◆ **The request**
Copy this material word for word, everything from the line containing "List each element" down to the line containing "introduction-paragraph-1: Актуальность исследования", including both of those lines.

◆ **Supplied information**
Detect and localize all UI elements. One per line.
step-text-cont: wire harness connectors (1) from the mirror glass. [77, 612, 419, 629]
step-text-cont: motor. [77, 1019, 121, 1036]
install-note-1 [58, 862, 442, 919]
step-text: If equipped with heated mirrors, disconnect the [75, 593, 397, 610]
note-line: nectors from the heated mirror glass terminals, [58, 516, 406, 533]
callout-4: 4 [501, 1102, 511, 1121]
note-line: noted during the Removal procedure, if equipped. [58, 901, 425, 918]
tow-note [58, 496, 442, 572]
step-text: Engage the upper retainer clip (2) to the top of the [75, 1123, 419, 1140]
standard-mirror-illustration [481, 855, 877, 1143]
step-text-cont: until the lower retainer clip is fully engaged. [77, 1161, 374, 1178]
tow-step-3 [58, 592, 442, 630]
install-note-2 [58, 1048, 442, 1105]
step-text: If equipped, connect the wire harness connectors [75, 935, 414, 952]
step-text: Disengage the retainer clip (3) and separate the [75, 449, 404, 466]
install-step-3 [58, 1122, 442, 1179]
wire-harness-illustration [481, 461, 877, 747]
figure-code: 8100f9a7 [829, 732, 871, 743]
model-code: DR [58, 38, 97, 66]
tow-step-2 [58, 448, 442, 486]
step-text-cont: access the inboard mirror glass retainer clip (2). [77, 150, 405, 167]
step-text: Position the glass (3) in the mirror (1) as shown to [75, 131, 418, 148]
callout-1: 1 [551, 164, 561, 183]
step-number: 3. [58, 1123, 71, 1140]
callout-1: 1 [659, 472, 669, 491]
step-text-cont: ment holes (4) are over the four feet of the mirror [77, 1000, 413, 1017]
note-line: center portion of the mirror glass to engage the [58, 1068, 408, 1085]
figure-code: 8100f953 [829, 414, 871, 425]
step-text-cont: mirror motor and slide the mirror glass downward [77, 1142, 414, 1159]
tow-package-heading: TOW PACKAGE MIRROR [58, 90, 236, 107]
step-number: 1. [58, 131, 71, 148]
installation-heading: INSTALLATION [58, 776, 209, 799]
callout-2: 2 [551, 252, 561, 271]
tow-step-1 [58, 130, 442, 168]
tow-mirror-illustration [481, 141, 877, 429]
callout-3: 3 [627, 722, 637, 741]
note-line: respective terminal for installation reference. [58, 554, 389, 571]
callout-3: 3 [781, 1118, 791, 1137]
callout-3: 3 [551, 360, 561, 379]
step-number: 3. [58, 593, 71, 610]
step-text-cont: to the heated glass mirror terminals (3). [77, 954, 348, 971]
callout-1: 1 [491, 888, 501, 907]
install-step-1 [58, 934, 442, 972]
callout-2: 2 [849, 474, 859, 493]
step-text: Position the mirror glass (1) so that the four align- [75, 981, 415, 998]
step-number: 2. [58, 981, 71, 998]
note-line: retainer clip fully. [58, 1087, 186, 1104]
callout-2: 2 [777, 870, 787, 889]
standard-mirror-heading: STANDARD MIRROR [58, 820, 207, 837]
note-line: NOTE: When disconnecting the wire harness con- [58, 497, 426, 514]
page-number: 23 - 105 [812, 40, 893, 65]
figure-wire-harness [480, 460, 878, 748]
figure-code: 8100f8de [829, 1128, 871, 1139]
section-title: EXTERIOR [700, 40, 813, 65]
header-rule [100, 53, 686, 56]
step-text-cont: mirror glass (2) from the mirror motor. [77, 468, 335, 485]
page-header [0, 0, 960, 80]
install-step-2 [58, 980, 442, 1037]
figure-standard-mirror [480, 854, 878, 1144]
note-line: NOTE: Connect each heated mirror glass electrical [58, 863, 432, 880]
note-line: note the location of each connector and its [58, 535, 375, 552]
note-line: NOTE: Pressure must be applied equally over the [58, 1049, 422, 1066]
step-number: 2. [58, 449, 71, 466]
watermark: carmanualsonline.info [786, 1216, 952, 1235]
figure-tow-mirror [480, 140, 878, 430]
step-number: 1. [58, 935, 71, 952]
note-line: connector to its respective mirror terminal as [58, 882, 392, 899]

==

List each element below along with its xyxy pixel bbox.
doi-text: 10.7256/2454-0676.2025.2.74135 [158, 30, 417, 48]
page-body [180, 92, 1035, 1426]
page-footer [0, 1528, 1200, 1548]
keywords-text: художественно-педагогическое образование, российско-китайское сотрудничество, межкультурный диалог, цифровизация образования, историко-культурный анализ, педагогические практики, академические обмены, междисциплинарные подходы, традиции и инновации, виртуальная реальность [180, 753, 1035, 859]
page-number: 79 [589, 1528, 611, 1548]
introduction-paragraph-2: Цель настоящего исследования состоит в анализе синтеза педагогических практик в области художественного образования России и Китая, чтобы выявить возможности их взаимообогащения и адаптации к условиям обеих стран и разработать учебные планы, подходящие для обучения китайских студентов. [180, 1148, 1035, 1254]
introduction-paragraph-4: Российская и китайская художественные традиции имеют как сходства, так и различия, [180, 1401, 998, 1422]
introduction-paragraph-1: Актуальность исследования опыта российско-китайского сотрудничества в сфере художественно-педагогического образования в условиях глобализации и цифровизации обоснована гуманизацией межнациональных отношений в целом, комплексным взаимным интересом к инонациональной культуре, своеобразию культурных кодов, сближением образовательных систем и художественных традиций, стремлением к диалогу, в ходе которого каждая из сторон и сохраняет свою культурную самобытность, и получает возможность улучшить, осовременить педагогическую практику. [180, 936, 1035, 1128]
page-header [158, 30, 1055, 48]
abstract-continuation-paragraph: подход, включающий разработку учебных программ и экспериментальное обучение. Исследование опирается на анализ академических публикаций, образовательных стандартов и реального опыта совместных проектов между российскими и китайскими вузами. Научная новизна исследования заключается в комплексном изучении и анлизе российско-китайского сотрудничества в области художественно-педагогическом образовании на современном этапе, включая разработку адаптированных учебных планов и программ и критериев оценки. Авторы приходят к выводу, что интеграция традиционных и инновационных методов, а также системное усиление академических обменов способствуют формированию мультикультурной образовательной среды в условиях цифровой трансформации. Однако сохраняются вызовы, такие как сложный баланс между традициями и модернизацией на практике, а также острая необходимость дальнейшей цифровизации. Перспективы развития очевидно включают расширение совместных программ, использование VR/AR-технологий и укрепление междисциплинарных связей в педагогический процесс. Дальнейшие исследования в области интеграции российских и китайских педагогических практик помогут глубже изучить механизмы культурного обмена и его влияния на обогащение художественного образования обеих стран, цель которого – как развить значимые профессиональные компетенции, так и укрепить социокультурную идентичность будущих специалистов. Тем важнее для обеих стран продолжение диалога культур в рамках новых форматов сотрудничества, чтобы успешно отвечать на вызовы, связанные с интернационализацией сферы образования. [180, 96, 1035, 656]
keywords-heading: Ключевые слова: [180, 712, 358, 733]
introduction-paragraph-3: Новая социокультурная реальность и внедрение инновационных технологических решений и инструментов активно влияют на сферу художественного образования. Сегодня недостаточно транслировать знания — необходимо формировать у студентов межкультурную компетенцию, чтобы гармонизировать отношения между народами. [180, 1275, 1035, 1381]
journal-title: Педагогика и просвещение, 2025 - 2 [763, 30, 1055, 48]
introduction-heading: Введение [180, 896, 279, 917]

◆ **The reply**
List each element below along with its xyxy pixel bbox.
doi-text: 10.7256/2454-0676.2025.2.74135 [158, 30, 417, 48]
page-body [180, 92, 1035, 1426]
page-footer [0, 1528, 1200, 1548]
keywords-text: художественно-педагогическое образование, российско-китайское сотрудничество, межкультурный диалог, цифровизация образования, историко-культурный анализ, педагогические практики, академические обмены, междисциплинарные подходы, традиции и инновации, виртуальная реальность [180, 753, 1035, 859]
page-number: 79 [589, 1528, 611, 1548]
introduction-paragraph-2: Цель настоящего исследования состоит в анализе синтеза педагогических практик в области художественного образования России и Китая, чтобы выявить возможности их взаимообогащения и адаптации к условиям обеих стран и разработать учебные планы, подходящие для обучения китайских студентов. [180, 1148, 1035, 1254]
introduction-paragraph-4: Российская и китайская художественные традиции имеют как сходства, так и различия, [180, 1401, 998, 1422]
introduction-paragraph-1: Актуальность исследования опыта российско-китайского сотрудничества в сфере художественно-педагогического образования в условиях глобализации и цифровизации обоснована гуманизацией межнациональных отношений в целом, комплексным взаимным интересом к инонациональной культуре, своеобразию культурных кодов, сближением образовательных систем и художественных традиций, стремлением к диалогу, в ходе которого каждая из сторон и сохраняет свою культурную самобытность, и получает возможность улучшить, осовременить педагогическую практику. [180, 936, 1035, 1128]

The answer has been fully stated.